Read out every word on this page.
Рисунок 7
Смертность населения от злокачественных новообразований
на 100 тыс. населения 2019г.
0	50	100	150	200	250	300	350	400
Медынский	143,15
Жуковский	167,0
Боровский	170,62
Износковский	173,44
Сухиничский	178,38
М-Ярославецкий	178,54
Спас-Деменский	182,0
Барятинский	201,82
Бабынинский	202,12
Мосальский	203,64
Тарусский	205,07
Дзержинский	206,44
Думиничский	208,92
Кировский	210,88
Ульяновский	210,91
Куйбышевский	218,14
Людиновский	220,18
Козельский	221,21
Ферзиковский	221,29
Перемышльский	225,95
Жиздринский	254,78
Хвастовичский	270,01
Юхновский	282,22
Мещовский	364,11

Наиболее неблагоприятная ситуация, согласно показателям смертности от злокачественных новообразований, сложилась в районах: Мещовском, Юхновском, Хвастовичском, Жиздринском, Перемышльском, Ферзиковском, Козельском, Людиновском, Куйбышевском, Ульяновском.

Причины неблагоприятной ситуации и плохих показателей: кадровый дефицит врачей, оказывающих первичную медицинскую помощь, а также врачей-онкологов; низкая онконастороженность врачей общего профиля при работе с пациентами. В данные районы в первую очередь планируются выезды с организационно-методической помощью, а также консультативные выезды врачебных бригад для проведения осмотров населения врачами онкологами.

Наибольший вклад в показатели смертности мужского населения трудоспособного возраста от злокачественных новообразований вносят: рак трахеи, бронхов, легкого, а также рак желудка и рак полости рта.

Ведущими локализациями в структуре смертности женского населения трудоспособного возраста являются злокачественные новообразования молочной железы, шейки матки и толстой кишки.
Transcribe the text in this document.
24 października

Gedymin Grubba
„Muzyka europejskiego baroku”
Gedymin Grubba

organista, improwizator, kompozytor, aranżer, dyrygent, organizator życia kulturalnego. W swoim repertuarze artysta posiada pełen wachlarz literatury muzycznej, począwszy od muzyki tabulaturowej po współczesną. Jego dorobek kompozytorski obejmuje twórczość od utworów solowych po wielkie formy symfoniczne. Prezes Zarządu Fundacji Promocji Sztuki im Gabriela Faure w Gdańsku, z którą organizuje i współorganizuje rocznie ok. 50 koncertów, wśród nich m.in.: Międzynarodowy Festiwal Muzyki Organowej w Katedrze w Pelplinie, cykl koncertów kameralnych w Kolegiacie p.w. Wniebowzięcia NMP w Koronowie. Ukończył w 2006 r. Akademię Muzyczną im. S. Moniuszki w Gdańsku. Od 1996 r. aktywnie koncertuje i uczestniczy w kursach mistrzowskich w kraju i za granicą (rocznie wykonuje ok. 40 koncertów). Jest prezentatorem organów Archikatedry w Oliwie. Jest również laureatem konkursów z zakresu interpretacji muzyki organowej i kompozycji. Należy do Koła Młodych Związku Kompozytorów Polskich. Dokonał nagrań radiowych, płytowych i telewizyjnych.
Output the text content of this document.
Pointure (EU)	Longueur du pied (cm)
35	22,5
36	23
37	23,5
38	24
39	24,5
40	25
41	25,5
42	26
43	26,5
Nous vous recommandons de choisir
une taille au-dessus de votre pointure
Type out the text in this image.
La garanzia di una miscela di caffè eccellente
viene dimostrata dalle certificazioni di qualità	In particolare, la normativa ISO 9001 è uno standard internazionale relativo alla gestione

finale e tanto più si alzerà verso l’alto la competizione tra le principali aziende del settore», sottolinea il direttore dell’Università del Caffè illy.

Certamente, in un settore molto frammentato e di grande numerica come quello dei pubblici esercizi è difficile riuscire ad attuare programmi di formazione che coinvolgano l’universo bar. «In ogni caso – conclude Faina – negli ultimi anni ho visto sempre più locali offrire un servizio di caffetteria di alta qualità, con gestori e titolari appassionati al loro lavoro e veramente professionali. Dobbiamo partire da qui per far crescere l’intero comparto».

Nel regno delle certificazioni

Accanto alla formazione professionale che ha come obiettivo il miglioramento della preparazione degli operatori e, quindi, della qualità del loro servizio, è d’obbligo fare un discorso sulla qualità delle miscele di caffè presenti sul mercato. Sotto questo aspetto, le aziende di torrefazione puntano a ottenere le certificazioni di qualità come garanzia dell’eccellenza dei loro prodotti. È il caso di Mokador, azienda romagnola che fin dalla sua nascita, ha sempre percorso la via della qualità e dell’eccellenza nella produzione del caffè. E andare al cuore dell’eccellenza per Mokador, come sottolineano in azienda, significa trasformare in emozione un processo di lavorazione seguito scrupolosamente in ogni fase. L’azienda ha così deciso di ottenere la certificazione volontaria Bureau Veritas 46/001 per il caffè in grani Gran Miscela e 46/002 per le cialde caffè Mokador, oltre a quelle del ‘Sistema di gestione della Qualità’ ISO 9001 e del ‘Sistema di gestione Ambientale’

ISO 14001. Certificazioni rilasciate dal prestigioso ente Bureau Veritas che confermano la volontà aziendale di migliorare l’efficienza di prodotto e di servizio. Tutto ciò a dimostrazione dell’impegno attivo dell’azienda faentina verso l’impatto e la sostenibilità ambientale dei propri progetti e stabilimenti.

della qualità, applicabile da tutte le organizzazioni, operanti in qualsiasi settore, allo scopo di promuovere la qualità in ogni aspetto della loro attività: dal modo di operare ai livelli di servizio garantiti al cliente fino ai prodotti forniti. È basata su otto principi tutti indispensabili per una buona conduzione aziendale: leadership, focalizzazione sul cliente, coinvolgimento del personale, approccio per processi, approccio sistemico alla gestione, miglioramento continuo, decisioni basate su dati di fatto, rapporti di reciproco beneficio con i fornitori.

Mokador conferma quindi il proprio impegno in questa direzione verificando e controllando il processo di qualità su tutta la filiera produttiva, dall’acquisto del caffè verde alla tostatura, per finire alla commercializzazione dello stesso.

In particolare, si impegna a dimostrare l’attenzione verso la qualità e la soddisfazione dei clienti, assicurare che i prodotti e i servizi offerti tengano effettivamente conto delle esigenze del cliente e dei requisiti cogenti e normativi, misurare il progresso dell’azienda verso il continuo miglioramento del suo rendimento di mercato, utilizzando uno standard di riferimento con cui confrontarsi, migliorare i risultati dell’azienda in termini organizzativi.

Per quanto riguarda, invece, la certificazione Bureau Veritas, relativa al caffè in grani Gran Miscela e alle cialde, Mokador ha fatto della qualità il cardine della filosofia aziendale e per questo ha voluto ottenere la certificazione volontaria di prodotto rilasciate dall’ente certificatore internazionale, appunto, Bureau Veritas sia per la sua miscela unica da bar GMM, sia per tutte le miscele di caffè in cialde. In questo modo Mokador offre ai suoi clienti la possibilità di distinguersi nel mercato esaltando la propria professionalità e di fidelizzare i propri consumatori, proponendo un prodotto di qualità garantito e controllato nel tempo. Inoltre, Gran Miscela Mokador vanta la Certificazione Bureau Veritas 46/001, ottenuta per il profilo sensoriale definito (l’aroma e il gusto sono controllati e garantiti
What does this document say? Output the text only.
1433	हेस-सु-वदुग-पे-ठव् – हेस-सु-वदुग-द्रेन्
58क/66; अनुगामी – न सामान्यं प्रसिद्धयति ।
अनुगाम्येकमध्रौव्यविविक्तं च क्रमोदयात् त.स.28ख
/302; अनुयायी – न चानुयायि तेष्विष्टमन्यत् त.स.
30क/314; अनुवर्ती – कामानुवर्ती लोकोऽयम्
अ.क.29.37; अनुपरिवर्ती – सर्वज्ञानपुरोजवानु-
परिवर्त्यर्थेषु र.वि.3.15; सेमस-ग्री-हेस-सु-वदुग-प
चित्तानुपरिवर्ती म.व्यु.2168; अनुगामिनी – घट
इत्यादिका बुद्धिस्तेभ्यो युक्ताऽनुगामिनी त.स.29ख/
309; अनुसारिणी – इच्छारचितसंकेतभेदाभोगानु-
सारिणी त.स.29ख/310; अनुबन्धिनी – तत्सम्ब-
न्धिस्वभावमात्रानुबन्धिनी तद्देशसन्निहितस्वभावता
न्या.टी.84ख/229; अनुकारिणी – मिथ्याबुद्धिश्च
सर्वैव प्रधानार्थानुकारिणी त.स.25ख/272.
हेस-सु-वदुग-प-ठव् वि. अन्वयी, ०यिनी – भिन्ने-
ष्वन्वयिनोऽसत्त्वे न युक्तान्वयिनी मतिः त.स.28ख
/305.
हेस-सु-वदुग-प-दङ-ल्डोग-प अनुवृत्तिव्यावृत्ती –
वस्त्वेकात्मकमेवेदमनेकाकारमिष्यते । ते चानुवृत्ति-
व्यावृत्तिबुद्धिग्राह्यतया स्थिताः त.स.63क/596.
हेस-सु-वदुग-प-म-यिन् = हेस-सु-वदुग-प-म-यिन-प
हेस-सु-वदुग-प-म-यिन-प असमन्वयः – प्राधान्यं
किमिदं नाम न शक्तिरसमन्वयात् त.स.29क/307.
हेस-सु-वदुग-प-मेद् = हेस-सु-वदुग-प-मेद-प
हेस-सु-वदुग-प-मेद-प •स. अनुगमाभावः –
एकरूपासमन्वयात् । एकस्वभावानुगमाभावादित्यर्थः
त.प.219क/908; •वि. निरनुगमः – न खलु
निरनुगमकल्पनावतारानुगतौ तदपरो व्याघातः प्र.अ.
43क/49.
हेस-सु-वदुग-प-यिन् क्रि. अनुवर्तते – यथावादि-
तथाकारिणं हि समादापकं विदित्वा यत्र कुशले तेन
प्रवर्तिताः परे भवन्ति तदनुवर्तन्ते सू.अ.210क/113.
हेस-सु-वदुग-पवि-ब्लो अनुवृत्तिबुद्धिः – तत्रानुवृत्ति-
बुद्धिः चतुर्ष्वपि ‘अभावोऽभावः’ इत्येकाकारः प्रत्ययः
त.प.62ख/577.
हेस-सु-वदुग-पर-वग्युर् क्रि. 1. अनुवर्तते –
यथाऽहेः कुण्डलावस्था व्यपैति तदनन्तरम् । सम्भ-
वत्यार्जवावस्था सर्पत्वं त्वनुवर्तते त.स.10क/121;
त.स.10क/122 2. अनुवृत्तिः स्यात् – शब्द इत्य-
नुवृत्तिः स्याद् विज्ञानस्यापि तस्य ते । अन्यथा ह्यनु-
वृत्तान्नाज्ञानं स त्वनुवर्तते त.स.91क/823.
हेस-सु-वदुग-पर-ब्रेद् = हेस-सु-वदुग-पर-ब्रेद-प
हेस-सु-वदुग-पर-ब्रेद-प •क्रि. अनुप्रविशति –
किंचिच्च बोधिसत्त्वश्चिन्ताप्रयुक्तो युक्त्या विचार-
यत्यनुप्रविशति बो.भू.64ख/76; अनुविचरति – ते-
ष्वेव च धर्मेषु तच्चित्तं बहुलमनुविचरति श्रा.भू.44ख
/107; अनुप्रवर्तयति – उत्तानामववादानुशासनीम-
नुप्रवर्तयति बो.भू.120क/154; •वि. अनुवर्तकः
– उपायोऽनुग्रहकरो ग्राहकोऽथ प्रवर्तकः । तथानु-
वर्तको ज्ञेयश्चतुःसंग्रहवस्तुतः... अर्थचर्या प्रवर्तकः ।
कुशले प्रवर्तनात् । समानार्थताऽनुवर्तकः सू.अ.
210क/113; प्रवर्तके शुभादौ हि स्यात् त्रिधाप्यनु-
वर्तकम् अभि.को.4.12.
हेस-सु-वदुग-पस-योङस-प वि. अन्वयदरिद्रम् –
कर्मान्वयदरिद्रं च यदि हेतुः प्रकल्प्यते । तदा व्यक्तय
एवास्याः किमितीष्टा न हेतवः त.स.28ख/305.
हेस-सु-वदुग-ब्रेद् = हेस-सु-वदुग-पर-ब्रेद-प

::::::::

* EXERCISE REQUIREMENTS: Scan the listing above and copy all lines containing the word "fatto".

* FULL RESPONSE:
della qualità, applicabile da tutte le organizzazioni, operanti in qualsiasi settore, allo scopo di promuovere la qualità in ogni aspetto della loro attività: dal modo di operare ai livelli di servizio garantiti al cliente fino ai prodotti forniti. È basata su otto principi tutti indispensabili per una buona conduzione aziendale: leadership, focalizzazione sul cliente, coinvolgimento del personale, approccio per processi, approccio sistemico alla gestione, miglioramento continuo, decisioni basate su dati di fatto, rapporti di reciproco beneficio con i fornitori.
Per quanto riguarda, invece, la certificazione Bureau Veritas, relativa al caffè in grani Gran Miscela e alle cialde, Mokador ha fatto della qualità il cardine della filosofia aziendale e per questo ha voluto ottenere la certificazione volontaria di prodotto rilasciate dall’ente certificatore internazionale, appunto, Bureau Veritas sia per la sua miscela unica da bar GMM, sia per tutte le miscele di caffè in cialde. In questo modo Mokador offre ai suoi clienti la possibilità di distinguersi nel mercato esaltando la propria professionalità e di fidelizzare i propri consumatori, proponendo un prodotto di qualità garantito e controllato nel tempo. Inoltre, Gran Miscela Mokador vanta la Certificazione Bureau Veritas 46/001, ottenuta per il profilo sensoriale definito (l’aroma e il gusto sono controllati e garantiti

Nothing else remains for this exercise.